Dataset records
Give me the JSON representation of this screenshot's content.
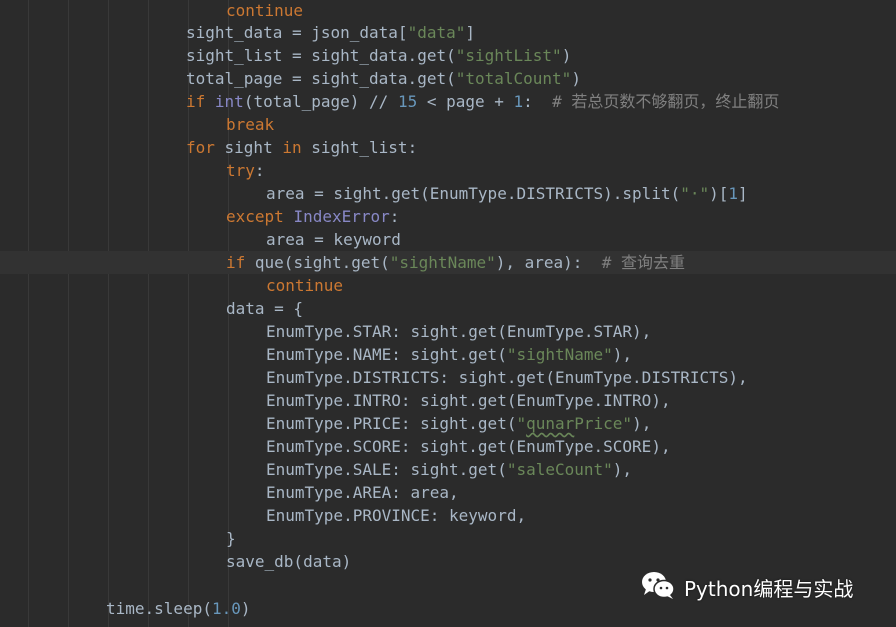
{
  "colors": {
    "background": "#2b2b2b",
    "default_text": "#a9b7c6",
    "keyword": "#cc7832",
    "string": "#6a8759",
    "number": "#6897bb",
    "comment": "#808080",
    "builtin": "#8888c6"
  },
  "watermark": {
    "icon": "wechat-icon",
    "text": "Python编程与实战"
  },
  "code_lines": [
    [
      [
        "kw",
        "continue"
      ]
    ],
    [
      [
        "t",
        "sight_data = json_data["
      ],
      [
        "str",
        "\"data\""
      ],
      [
        "t",
        "]"
      ]
    ],
    [
      [
        "t",
        "sight_list = sight_data.get("
      ],
      [
        "str",
        "\"sightList\""
      ],
      [
        "t",
        ")"
      ]
    ],
    [
      [
        "t",
        "total_page = sight_data.get("
      ],
      [
        "str",
        "\"totalCount\""
      ],
      [
        "t",
        ")"
      ]
    ],
    [
      [
        "kw",
        "if "
      ],
      [
        "builtin",
        "int"
      ],
      [
        "t",
        "(total_page) // "
      ],
      [
        "num",
        "15"
      ],
      [
        "t",
        " < page + "
      ],
      [
        "num",
        "1"
      ],
      [
        "t",
        ":  "
      ],
      [
        "cmt",
        "# 若总页数不够翻页，终止翻页"
      ]
    ],
    [
      [
        "kw",
        "break"
      ]
    ],
    [
      [
        "kw",
        "for "
      ],
      [
        "t",
        "sight "
      ],
      [
        "kw",
        "in "
      ],
      [
        "t",
        "sight_list:"
      ]
    ],
    [
      [
        "kw",
        "try"
      ],
      [
        "t",
        ":"
      ]
    ],
    [
      [
        "t",
        "area = sight.get(EnumType.DISTRICTS).split("
      ],
      [
        "str",
        "\"·\""
      ],
      [
        "t",
        ")["
      ],
      [
        "num",
        "1"
      ],
      [
        "t",
        "]"
      ]
    ],
    [
      [
        "kw",
        "except "
      ],
      [
        "cls",
        "IndexError"
      ],
      [
        "t",
        ":"
      ]
    ],
    [
      [
        "t",
        "area = keyword"
      ]
    ],
    [
      [
        "kw",
        "if "
      ],
      [
        "t",
        "que(sight.get("
      ],
      [
        "str",
        "\"sightName\""
      ],
      [
        "t",
        "), area):  "
      ],
      [
        "cmt",
        "# 查询去重"
      ]
    ],
    [
      [
        "kw",
        "continue"
      ]
    ],
    [
      [
        "t",
        "data = {"
      ]
    ],
    [
      [
        "t",
        "EnumType.STAR: sight.get(EnumType.STAR),"
      ]
    ],
    [
      [
        "t",
        "EnumType.NAME: sight.get("
      ],
      [
        "str",
        "\"sightName\""
      ],
      [
        "t",
        "),"
      ]
    ],
    [
      [
        "t",
        "EnumType.DISTRICTS: sight.get(EnumType.DISTRICTS),"
      ]
    ],
    [
      [
        "t",
        "EnumType.INTRO: sight.get(EnumType.INTRO),"
      ]
    ],
    [
      [
        "t",
        "EnumType.PRICE: sight.get("
      ],
      [
        "str",
        "\""
      ],
      [
        "sq",
        "qunar"
      ],
      [
        "str",
        "Price\""
      ],
      [
        "t",
        "),"
      ]
    ],
    [
      [
        "t",
        "EnumType.SCORE: sight.get(EnumType.SCORE),"
      ]
    ],
    [
      [
        "t",
        "EnumType.SALE: sight.get("
      ],
      [
        "str",
        "\"saleCount\""
      ],
      [
        "t",
        "),"
      ]
    ],
    [
      [
        "t",
        "EnumType.AREA: area,"
      ]
    ],
    [
      [
        "t",
        "EnumType.PROVINCE: keyword,"
      ]
    ],
    [
      [
        "t",
        "}"
      ]
    ],
    [
      [
        "t",
        "save_db(data)"
      ]
    ],
    [
      [
        "t",
        ""
      ]
    ],
    [
      [
        "t",
        "time.sleep("
      ],
      [
        "num",
        "1.0"
      ],
      [
        "t",
        ")"
      ]
    ]
  ]
}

Direction
Count the lines that hold the string "DISTRICTS", and reply with that number alone.

Reply to the exercise
2